** PROBLEM DESCRIPTION **
Copy out each line below that has the word "this" in it.

>>

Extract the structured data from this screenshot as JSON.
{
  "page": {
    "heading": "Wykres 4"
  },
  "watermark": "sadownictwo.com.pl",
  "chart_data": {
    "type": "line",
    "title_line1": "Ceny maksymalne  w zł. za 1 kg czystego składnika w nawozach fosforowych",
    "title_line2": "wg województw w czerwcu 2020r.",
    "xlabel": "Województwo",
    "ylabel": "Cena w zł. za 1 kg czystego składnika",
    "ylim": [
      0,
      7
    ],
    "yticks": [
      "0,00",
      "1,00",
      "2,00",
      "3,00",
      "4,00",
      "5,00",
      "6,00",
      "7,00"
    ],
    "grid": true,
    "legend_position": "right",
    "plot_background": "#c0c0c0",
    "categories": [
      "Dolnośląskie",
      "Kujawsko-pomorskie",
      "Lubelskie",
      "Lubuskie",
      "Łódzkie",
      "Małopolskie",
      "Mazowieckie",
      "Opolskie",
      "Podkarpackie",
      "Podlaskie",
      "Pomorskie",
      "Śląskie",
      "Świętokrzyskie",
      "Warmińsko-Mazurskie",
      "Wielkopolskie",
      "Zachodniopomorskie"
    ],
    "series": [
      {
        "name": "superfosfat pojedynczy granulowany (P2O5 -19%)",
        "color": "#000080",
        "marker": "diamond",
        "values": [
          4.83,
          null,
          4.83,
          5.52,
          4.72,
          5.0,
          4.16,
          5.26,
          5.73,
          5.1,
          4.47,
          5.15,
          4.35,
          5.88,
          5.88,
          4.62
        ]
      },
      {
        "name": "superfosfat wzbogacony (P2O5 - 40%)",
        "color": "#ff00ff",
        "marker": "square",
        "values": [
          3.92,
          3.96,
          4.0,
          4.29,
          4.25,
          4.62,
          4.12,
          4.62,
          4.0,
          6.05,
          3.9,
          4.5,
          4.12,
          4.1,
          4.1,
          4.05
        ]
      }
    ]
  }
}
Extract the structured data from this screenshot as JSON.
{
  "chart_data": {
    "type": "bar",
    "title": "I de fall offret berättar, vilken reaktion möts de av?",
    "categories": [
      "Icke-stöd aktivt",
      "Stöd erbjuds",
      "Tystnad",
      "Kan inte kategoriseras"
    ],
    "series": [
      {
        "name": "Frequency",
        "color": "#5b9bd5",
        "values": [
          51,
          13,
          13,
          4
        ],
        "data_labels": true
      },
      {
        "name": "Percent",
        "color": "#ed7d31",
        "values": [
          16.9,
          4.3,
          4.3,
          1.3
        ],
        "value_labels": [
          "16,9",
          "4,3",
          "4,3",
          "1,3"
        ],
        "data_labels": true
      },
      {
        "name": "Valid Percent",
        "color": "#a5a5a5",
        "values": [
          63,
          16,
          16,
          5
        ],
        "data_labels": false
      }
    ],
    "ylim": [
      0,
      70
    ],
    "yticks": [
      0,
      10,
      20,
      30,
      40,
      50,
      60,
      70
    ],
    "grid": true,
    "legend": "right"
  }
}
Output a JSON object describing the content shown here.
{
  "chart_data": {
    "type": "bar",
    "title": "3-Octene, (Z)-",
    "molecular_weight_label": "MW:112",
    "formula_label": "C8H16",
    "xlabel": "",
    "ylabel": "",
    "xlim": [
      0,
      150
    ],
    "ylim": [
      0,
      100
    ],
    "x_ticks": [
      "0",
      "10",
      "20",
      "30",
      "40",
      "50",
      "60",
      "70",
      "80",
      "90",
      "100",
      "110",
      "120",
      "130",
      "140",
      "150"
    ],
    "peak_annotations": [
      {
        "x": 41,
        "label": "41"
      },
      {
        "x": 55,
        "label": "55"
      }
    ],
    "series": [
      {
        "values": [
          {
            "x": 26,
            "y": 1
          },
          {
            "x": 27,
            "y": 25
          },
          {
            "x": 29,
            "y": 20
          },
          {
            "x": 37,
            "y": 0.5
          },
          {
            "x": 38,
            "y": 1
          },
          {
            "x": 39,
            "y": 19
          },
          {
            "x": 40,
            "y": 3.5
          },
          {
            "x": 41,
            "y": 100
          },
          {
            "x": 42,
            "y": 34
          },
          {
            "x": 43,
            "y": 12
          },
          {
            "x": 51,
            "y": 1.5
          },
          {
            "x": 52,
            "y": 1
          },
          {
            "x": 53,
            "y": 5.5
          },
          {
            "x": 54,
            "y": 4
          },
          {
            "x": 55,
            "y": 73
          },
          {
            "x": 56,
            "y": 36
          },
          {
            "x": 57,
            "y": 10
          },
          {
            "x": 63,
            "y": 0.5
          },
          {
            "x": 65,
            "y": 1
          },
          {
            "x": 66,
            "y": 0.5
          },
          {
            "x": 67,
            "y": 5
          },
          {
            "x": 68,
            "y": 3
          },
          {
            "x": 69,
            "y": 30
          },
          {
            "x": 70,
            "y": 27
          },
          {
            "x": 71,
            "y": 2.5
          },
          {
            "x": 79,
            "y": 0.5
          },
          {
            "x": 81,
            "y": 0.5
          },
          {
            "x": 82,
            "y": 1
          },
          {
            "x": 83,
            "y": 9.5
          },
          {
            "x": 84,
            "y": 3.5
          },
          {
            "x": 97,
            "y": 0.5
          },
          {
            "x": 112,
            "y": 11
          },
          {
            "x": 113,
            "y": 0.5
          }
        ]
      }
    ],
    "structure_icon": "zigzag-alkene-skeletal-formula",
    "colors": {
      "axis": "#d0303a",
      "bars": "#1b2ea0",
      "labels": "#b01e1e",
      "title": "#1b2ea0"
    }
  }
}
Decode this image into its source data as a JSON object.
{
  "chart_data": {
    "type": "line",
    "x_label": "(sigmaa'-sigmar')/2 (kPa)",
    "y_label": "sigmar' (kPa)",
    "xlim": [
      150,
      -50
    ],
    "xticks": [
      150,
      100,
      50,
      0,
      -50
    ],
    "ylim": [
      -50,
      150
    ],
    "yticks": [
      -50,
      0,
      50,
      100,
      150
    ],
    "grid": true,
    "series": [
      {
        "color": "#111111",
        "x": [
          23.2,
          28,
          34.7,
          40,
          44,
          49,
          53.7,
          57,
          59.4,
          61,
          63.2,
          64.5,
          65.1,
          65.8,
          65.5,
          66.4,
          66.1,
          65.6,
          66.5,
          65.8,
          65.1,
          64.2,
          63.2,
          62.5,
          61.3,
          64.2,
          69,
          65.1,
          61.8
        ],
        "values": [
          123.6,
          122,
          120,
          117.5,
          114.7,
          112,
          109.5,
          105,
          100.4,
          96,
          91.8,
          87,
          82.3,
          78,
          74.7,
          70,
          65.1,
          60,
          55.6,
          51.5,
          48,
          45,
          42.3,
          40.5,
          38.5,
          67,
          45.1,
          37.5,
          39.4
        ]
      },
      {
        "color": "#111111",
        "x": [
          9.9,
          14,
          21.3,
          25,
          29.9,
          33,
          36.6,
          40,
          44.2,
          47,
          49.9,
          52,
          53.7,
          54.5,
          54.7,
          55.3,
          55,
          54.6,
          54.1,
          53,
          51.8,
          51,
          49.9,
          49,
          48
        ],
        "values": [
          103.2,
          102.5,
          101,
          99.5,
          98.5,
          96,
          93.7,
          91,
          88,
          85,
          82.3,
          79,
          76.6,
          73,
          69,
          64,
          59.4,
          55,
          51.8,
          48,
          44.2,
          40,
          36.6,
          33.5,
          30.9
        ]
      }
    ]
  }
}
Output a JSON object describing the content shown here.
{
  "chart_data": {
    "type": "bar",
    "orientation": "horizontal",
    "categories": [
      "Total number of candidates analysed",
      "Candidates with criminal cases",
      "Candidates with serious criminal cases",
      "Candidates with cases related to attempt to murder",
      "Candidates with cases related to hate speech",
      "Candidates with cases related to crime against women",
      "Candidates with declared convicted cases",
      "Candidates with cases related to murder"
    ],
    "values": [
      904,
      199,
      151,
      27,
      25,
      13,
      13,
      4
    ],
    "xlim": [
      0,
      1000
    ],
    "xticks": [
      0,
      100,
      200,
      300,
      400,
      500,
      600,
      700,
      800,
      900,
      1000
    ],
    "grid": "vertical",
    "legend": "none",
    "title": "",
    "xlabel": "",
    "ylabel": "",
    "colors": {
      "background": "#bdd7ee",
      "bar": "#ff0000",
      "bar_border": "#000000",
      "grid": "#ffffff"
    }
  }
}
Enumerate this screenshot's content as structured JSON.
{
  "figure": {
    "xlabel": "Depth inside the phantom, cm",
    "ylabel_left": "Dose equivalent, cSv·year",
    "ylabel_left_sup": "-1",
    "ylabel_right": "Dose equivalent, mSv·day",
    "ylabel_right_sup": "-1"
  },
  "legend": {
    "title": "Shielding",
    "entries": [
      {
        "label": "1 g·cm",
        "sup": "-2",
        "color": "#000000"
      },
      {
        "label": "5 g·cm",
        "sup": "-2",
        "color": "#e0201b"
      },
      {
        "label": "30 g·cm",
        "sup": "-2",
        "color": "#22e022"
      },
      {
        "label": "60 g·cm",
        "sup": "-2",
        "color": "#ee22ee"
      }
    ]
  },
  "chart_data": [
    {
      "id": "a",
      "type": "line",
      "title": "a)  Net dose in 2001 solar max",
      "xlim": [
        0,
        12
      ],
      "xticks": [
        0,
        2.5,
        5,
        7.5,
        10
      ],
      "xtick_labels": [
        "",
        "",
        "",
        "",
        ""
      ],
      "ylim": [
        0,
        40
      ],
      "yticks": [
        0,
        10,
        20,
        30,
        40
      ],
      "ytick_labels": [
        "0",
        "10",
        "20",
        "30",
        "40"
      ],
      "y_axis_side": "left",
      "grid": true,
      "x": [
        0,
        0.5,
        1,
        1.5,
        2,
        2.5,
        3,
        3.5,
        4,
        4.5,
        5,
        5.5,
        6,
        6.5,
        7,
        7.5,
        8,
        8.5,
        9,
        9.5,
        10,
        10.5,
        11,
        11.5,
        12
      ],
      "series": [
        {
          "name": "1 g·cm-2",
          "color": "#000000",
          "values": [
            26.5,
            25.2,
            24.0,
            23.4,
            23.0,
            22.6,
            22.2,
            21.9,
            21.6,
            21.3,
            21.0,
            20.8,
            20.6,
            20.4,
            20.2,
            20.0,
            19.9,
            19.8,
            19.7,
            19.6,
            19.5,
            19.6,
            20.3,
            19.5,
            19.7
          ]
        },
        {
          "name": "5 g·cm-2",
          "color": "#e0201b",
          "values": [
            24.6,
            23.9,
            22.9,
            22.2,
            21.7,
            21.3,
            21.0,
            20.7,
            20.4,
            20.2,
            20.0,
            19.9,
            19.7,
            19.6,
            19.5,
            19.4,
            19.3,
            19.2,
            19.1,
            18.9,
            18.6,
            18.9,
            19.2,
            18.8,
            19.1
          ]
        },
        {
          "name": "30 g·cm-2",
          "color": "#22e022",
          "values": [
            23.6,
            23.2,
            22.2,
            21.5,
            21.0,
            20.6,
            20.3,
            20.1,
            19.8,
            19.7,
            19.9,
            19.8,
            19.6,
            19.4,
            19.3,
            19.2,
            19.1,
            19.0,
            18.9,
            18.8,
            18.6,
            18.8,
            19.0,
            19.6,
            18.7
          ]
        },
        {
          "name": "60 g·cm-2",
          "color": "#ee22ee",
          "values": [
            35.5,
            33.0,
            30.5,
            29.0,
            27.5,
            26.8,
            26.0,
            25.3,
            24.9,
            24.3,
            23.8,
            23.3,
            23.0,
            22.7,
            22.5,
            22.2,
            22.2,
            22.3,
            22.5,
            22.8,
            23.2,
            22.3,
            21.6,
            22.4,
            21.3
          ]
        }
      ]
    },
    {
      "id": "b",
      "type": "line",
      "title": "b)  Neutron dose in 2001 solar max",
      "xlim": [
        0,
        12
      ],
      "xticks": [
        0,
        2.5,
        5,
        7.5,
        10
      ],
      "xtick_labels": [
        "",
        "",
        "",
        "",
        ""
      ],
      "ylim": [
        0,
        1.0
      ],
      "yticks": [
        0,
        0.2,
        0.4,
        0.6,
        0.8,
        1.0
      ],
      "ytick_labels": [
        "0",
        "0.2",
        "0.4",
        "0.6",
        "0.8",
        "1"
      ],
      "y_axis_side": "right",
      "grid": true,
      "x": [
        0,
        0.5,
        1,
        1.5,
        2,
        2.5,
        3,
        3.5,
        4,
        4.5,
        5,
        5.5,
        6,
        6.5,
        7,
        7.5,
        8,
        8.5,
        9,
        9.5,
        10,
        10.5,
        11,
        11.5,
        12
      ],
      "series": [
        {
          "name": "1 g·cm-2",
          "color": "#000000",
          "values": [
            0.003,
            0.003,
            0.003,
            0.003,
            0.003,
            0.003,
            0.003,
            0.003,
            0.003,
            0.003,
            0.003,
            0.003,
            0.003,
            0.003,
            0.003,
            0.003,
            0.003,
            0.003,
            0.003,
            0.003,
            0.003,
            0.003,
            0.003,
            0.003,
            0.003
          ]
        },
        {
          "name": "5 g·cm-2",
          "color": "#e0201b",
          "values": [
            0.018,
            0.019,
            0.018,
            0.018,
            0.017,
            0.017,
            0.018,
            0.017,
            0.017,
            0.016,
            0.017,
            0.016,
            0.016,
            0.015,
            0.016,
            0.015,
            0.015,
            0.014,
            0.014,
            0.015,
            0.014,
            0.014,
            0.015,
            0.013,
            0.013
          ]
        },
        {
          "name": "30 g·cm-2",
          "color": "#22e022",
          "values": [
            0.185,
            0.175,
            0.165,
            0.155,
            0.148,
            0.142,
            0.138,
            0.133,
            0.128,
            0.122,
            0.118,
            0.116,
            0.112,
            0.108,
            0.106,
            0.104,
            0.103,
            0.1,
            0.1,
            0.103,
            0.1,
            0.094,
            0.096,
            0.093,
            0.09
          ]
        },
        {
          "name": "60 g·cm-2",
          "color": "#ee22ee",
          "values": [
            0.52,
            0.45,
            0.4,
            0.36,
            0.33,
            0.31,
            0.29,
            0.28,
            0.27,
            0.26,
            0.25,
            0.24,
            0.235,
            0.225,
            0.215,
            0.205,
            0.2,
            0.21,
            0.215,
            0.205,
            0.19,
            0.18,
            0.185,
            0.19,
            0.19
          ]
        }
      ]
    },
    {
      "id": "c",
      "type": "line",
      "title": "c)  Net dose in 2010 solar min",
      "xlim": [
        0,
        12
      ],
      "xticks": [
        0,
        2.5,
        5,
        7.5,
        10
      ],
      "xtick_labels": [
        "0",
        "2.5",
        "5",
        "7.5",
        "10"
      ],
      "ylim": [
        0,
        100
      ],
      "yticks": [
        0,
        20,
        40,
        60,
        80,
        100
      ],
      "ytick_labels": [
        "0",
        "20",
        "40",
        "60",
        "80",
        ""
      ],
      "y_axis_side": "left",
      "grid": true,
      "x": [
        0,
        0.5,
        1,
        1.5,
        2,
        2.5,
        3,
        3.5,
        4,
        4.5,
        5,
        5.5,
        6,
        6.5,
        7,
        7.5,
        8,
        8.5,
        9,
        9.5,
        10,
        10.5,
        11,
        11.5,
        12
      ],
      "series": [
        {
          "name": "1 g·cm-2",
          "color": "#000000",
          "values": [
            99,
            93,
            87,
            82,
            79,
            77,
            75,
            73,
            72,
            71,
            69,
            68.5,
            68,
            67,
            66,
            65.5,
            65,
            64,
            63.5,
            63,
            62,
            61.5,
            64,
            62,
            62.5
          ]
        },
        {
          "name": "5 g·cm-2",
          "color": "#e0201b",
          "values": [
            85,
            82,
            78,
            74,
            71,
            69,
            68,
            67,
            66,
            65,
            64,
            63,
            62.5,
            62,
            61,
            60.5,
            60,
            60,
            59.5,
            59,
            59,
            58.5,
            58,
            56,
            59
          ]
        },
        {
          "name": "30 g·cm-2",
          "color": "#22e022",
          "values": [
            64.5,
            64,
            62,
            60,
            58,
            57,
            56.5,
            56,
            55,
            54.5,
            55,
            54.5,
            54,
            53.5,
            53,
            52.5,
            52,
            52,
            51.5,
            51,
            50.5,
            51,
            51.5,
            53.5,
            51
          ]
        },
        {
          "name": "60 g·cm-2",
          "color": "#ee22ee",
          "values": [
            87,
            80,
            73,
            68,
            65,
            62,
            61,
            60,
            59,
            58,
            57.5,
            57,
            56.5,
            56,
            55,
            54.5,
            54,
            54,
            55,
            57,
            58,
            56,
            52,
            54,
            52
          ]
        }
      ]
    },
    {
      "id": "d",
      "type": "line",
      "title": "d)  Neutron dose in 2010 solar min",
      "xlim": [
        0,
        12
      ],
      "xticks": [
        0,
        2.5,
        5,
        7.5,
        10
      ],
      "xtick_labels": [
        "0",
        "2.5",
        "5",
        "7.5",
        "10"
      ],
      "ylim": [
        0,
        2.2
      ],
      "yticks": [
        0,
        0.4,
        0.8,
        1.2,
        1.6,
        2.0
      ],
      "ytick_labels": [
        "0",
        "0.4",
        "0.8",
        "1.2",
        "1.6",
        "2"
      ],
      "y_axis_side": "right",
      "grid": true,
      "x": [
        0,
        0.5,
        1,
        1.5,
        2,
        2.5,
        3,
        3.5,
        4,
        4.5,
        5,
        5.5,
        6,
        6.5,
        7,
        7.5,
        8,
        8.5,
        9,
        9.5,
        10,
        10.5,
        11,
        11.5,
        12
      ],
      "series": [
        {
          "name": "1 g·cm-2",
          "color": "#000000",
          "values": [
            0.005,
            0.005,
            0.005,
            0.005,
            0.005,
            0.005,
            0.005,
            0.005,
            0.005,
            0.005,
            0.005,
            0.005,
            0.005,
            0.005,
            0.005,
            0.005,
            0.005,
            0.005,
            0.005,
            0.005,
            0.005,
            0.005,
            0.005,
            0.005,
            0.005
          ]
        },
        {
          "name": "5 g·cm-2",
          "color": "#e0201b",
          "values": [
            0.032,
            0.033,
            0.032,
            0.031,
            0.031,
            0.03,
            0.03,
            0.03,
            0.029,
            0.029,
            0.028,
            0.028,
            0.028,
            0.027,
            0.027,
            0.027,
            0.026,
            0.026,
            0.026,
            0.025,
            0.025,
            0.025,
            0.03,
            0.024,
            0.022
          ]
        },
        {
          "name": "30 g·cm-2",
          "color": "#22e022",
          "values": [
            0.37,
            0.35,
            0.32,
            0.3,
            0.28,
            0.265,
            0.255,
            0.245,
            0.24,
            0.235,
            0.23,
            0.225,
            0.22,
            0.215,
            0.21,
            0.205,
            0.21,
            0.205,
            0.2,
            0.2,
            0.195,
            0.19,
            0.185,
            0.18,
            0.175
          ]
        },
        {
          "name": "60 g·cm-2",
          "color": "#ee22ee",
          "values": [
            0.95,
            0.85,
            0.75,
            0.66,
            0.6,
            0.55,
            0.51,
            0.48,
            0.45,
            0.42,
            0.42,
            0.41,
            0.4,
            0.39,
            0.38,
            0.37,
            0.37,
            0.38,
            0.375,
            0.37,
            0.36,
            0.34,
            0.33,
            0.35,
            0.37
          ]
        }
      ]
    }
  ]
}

<<

** SOLVED PROBLEM **
Extract the structured data from this screenshot as JSON.
Extract the structured data from this screenshot as JSON.
Decode this image into its source data as a JSON object.
Enumerate this screenshot's content as structured JSON.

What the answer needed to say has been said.